> Work to be completed:
Say how many lines contain "充填物为粘性土"; the answer is the number alone.

> Excerpted records:

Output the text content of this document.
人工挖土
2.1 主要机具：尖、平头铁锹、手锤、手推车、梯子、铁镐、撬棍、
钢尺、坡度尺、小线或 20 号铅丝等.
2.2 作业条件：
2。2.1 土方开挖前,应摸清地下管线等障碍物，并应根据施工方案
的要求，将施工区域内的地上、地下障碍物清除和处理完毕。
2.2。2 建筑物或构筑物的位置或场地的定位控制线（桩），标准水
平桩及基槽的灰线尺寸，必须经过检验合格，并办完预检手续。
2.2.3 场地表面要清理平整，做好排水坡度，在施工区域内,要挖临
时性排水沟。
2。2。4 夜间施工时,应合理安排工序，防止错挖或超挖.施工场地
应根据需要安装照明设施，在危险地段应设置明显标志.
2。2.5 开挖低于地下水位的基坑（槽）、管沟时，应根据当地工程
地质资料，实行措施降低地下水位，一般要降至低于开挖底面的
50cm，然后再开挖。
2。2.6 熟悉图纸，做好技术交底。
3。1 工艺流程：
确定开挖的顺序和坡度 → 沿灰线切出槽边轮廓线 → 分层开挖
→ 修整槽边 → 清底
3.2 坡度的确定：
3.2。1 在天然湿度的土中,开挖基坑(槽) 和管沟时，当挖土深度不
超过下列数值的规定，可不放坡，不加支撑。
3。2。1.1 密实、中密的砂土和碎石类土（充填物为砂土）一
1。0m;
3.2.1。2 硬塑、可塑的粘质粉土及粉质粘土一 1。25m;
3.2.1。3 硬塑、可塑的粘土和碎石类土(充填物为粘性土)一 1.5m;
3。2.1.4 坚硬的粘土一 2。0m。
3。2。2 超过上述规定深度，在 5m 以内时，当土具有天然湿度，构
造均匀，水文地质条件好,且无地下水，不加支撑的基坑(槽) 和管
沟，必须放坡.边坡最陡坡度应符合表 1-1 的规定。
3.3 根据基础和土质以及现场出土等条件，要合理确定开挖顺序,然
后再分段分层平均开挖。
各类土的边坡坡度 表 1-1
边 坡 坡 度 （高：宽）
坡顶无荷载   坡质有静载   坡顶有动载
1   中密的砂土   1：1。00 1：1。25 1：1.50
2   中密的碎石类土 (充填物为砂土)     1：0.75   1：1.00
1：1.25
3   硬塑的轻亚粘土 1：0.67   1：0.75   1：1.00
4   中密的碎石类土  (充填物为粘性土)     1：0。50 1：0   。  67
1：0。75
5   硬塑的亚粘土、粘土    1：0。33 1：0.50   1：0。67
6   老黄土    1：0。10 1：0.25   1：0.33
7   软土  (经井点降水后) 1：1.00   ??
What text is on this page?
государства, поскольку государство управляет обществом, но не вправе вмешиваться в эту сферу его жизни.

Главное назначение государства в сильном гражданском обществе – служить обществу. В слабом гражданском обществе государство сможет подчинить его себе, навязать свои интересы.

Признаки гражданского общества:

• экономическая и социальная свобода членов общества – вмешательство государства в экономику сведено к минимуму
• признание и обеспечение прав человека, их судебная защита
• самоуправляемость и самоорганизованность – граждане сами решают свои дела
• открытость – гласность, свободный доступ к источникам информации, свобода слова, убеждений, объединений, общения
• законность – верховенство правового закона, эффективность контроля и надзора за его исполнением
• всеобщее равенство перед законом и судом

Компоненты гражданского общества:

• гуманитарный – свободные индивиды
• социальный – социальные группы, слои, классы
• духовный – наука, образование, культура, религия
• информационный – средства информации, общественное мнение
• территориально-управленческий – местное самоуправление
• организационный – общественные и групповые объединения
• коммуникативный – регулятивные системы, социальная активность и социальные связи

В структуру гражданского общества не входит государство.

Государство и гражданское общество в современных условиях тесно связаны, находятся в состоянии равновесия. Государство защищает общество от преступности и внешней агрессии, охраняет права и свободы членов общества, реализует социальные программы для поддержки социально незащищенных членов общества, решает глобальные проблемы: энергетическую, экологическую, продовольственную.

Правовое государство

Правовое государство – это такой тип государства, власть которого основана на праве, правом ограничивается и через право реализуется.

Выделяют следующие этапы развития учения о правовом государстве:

> Finished task:
2